■ **DIRECTIONS FOR THIS TASK**: Exactly repeat the full listing that follows.

(Stored items from a collection)
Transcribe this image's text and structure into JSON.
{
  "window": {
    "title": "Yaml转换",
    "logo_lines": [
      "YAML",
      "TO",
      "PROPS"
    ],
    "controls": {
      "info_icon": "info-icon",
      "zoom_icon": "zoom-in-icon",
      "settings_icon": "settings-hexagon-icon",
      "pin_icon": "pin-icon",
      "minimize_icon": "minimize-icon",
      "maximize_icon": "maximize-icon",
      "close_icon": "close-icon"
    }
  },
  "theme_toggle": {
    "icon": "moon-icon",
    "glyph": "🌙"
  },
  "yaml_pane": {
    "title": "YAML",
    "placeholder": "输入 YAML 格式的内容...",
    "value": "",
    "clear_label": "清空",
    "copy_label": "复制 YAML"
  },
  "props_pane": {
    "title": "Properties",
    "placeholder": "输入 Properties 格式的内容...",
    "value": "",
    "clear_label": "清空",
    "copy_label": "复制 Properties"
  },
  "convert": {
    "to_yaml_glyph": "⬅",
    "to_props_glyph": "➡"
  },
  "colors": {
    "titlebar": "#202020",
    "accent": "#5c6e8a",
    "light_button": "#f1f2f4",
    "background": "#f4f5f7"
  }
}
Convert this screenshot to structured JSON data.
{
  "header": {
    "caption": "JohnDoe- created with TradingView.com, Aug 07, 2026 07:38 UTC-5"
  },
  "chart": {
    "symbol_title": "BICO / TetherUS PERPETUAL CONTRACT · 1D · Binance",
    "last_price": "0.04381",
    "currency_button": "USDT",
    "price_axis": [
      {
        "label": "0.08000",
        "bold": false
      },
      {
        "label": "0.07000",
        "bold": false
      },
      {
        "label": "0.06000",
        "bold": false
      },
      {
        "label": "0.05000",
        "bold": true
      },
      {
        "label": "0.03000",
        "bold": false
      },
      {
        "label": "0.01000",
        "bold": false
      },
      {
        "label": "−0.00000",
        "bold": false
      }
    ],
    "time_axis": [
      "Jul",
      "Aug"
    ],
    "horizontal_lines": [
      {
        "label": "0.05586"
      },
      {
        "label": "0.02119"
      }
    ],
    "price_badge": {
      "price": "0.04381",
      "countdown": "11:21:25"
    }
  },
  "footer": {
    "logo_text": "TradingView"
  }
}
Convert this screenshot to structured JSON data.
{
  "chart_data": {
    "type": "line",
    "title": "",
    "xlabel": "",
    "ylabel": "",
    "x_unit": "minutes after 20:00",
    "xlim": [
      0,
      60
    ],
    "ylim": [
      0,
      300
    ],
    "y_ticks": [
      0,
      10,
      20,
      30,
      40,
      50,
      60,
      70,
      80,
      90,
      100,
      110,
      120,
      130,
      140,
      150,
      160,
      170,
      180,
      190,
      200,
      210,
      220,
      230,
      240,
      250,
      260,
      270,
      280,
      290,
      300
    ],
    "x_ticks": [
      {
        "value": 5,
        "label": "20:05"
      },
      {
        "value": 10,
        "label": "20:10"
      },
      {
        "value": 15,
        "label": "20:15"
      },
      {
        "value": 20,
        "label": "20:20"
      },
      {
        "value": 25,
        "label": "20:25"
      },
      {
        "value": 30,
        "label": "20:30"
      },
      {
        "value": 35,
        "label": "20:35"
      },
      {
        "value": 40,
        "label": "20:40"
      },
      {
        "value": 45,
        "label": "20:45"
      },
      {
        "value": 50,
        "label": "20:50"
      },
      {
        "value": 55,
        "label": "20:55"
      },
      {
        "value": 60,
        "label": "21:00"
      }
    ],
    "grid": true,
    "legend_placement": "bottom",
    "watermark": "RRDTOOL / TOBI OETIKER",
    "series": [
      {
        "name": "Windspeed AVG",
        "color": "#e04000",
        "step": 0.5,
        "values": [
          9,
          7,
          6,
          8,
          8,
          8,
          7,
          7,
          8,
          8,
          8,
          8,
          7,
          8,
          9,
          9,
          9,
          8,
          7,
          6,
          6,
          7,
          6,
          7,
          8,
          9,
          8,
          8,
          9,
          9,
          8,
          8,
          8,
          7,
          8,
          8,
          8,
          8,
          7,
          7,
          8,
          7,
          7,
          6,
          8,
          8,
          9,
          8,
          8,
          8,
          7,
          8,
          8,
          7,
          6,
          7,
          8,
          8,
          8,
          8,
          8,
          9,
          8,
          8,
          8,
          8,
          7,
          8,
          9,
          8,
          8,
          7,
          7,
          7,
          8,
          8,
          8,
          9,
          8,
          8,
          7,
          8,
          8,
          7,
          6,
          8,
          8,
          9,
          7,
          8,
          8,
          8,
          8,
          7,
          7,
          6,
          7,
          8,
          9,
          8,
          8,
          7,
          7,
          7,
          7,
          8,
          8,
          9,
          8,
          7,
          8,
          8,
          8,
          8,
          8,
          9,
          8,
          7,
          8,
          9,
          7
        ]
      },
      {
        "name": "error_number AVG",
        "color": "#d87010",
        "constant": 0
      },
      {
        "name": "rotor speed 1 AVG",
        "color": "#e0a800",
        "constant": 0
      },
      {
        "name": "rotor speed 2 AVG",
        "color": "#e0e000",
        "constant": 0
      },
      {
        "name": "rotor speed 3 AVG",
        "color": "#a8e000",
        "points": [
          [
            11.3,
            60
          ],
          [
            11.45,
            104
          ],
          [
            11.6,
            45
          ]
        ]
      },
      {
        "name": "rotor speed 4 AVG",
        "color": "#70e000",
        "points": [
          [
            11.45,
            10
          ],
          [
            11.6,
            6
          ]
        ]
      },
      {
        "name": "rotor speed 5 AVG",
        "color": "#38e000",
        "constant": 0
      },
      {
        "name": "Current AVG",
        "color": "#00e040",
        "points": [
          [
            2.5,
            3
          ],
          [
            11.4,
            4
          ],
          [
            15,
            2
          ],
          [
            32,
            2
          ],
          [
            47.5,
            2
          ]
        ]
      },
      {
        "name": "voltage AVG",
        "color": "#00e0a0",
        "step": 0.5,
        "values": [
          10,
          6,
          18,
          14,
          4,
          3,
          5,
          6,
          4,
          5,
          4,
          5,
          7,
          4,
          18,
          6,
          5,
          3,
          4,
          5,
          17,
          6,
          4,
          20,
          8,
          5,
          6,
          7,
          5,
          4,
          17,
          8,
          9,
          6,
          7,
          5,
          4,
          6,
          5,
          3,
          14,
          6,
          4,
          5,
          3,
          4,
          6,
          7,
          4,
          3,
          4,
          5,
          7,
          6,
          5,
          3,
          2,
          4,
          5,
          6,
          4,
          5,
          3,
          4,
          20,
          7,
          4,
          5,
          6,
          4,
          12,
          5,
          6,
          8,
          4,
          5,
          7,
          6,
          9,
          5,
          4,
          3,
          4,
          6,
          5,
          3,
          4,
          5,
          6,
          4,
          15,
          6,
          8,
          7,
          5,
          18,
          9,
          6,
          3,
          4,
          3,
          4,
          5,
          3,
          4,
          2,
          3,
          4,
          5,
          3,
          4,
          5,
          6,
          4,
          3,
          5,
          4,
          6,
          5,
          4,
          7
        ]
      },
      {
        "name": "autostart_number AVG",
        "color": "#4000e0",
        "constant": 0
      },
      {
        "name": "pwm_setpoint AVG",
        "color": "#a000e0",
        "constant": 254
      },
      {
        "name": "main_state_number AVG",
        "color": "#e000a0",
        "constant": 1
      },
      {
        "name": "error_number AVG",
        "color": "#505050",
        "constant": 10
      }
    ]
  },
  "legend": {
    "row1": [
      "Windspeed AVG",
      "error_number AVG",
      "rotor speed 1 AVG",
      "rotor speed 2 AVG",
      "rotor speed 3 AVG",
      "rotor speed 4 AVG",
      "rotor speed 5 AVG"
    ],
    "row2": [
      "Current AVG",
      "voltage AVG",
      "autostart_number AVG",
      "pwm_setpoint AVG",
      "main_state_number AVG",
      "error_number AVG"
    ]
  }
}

■ **FINAL RESULT**:
Transcribe this image's text and structure into JSON.
{
  "window": {
    "title": "Yaml转换",
    "logo_lines": [
      "YAML",
      "TO",
      "PROPS"
    ],
    "controls": {
      "info_icon": "info-icon",
      "zoom_icon": "zoom-in-icon",
      "settings_icon": "settings-hexagon-icon",
      "pin_icon": "pin-icon",
      "minimize_icon": "minimize-icon",
      "maximize_icon": "maximize-icon",
      "close_icon": "close-icon"
    }
  },
  "theme_toggle": {
    "icon": "moon-icon",
    "glyph": "🌙"
  },
  "yaml_pane": {
    "title": "YAML",
    "placeholder": "输入 YAML 格式的内容...",
    "value": "",
    "clear_label": "清空",
    "copy_label": "复制 YAML"
  },
  "props_pane": {
    "title": "Properties",
    "placeholder": "输入 Properties 格式的内容...",
    "value": "",
    "clear_label": "清空",
    "copy_label": "复制 Properties"
  },
  "convert": {
    "to_yaml_glyph": "⬅",
    "to_props_glyph": "➡"
  },
  "colors": {
    "titlebar": "#202020",
    "accent": "#5c6e8a",
    "light_button": "#f1f2f4",
    "background": "#f4f5f7"
  }
}
Convert this screenshot to structured JSON data.
{
  "header": {
    "caption": "JohnDoe- created with TradingView.com, Aug 07, 2026 07:38 UTC-5"
  },
  "chart": {
    "symbol_title": "BICO / TetherUS PERPETUAL CONTRACT · 1D · Binance",
    "last_price": "0.04381",
    "currency_button": "USDT",
    "price_axis": [
      {
        "label": "0.08000",
        "bold": false
      },
      {
        "label": "0.07000",
        "bold": false
      },
      {
        "label": "0.06000",
        "bold": false
      },
      {
        "label": "0.05000",
        "bold": true
      },
      {
        "label": "0.03000",
        "bold": false
      },
      {
        "label": "0.01000",
        "bold": false
      },
      {
        "label": "−0.00000",
        "bold": false
      }
    ],
    "time_axis": [
      "Jul",
      "Aug"
    ],
    "horizontal_lines": [
      {
        "label": "0.05586"
      },
      {
        "label": "0.02119"
      }
    ],
    "price_badge": {
      "price": "0.04381",
      "countdown": "11:21:25"
    }
  },
  "footer": {
    "logo_text": "TradingView"
  }
}
Convert this screenshot to structured JSON data.
{
  "chart_data": {
    "type": "line",
    "title": "",
    "xlabel": "",
    "ylabel": "",
    "x_unit": "minutes after 20:00",
    "xlim": [
      0,
      60
    ],
    "ylim": [
      0,
      300
    ],
    "y_ticks": [
      0,
      10,
      20,
      30,
      40,
      50,
      60,
      70,
      80,
      90,
      100,
      110,
      120,
      130,
      140,
      150,
      160,
      170,
      180,
      190,
      200,
      210,
      220,
      230,
      240,
      250,
      260,
      270,
      280,
      290,
      300
    ],
    "x_ticks": [
      {
        "value": 5,
        "label": "20:05"
      },
      {
        "value": 10,
        "label": "20:10"
      },
      {
        "value": 15,
        "label": "20:15"
      },
      {
        "value": 20,
        "label": "20:20"
      },
      {
        "value": 25,
        "label": "20:25"
      },
      {
        "value": 30,
        "label": "20:30"
      },
      {
        "value": 35,
        "label": "20:35"
      },
      {
        "value": 40,
        "label": "20:40"
      },
      {
        "value": 45,
        "label": "20:45"
      },
      {
        "value": 50,
        "label": "20:50"
      },
      {
        "value": 55,
        "label": "20:55"
      },
      {
        "value": 60,
        "label": "21:00"
      }
    ],
    "grid": true,
    "legend_placement": "bottom",
    "watermark": "RRDTOOL / TOBI OETIKER",
    "series": [
      {
        "name": "Windspeed AVG",
        "color": "#e04000",
        "step": 0.5,
        "values": [
          9,
          7,
          6,
          8,
          8,
          8,
          7,
          7,
          8,
          8,
          8,
          8,
          7,
          8,
          9,
          9,
          9,
          8,
          7,
          6,
          6,
          7,
          6,
          7,
          8,
          9,
          8,
          8,
          9,
          9,
          8,
          8,
          8,
          7,
          8,
          8,
          8,
          8,
          7,
          7,
          8,
          7,
          7,
          6,
          8,
          8,
          9,
          8,
          8,
          8,
          7,
          8,
          8,
          7,
          6,
          7,
          8,
          8,
          8,
          8,
          8,
          9,
          8,
          8,
          8,
          8,
          7,
          8,
          9,
          8,
          8,
          7,
          7,
          7,
          8,
          8,
          8,
          9,
          8,
          8,
          7,
          8,
          8,
          7,
          6,
          8,
          8,
          9,
          7,
          8,
          8,
          8,
          8,
          7,
          7,
          6,
          7,
          8,
          9,
          8,
          8,
          7,
          7,
          7,
          7,
          8,
          8,
          9,
          8,
          7,
          8,
          8,
          8,
          8,
          8,
          9,
          8,
          7,
          8,
          9,
          7
        ]
      },
      {
        "name": "error_number AVG",
        "color": "#d87010",
        "constant": 0
      },
      {
        "name": "rotor speed 1 AVG",
        "color": "#e0a800",
        "constant": 0
      },
      {
        "name": "rotor speed 2 AVG",
        "color": "#e0e000",
        "constant": 0
      },
      {
        "name": "rotor speed 3 AVG",
        "color": "#a8e000",
        "points": [
          [
            11.3,
            60
          ],
          [
            11.45,
            104
          ],
          [
            11.6,
            45
          ]
        ]
      },
      {
        "name": "rotor speed 4 AVG",
        "color": "#70e000",
        "points": [
          [
            11.45,
            10
          ],
          [
            11.6,
            6
          ]
        ]
      },
      {
        "name": "rotor speed 5 AVG",
        "color": "#38e000",
        "constant": 0
      },
      {
        "name": "Current AVG",
        "color": "#00e040",
        "points": [
          [
            2.5,
            3
          ],
          [
            11.4,
            4
          ],
          [
            15,
            2
          ],
          [
            32,
            2
          ],
          [
            47.5,
            2
          ]
        ]
      },
      {
        "name": "voltage AVG",
        "color": "#00e0a0",
        "step": 0.5,
        "values": [
          10,
          6,
          18,
          14,
          4,
          3,
          5,
          6,
          4,
          5,
          4,
          5,
          7,
          4,
          18,
          6,
          5,
          3,
          4,
          5,
          17,
          6,
          4,
          20,
          8,
          5,
          6,
          7,
          5,
          4,
          17,
          8,
          9,
          6,
          7,
          5,
          4,
          6,
          5,
          3,
          14,
          6,
          4,
          5,
          3,
          4,
          6,
          7,
          4,
          3,
          4,
          5,
          7,
          6,
          5,
          3,
          2,
          4,
          5,
          6,
          4,
          5,
          3,
          4,
          20,
          7,
          4,
          5,
          6,
          4,
          12,
          5,
          6,
          8,
          4,
          5,
          7,
          6,
          9,
          5,
          4,
          3,
          4,
          6,
          5,
          3,
          4,
          5,
          6,
          4,
          15,
          6,
          8,
          7,
          5,
          18,
          9,
          6,
          3,
          4,
          3,
          4,
          5,
          3,
          4,
          2,
          3,
          4,
          5,
          3,
          4,
          5,
          6,
          4,
          3,
          5,
          4,
          6,
          5,
          4,
          7
        ]
      },
      {
        "name": "autostart_number AVG",
        "color": "#4000e0",
        "constant": 0
      },
      {
        "name": "pwm_setpoint AVG",
        "color": "#a000e0",
        "constant": 254
      },
      {
        "name": "main_state_number AVG",
        "color": "#e000a0",
        "constant": 1
      },
      {
        "name": "error_number AVG",
        "color": "#505050",
        "constant": 10
      }
    ]
  },
  "legend": {
    "row1": [
      "Windspeed AVG",
      "error_number AVG",
      "rotor speed 1 AVG",
      "rotor speed 2 AVG",
      "rotor speed 3 AVG",
      "rotor speed 4 AVG",
      "rotor speed 5 AVG"
    ],
    "row2": [
      "Current AVG",
      "voltage AVG",
      "autostart_number AVG",
      "pwm_setpoint AVG",
      "main_state_number AVG",
      "error_number AVG"
    ]
  }
}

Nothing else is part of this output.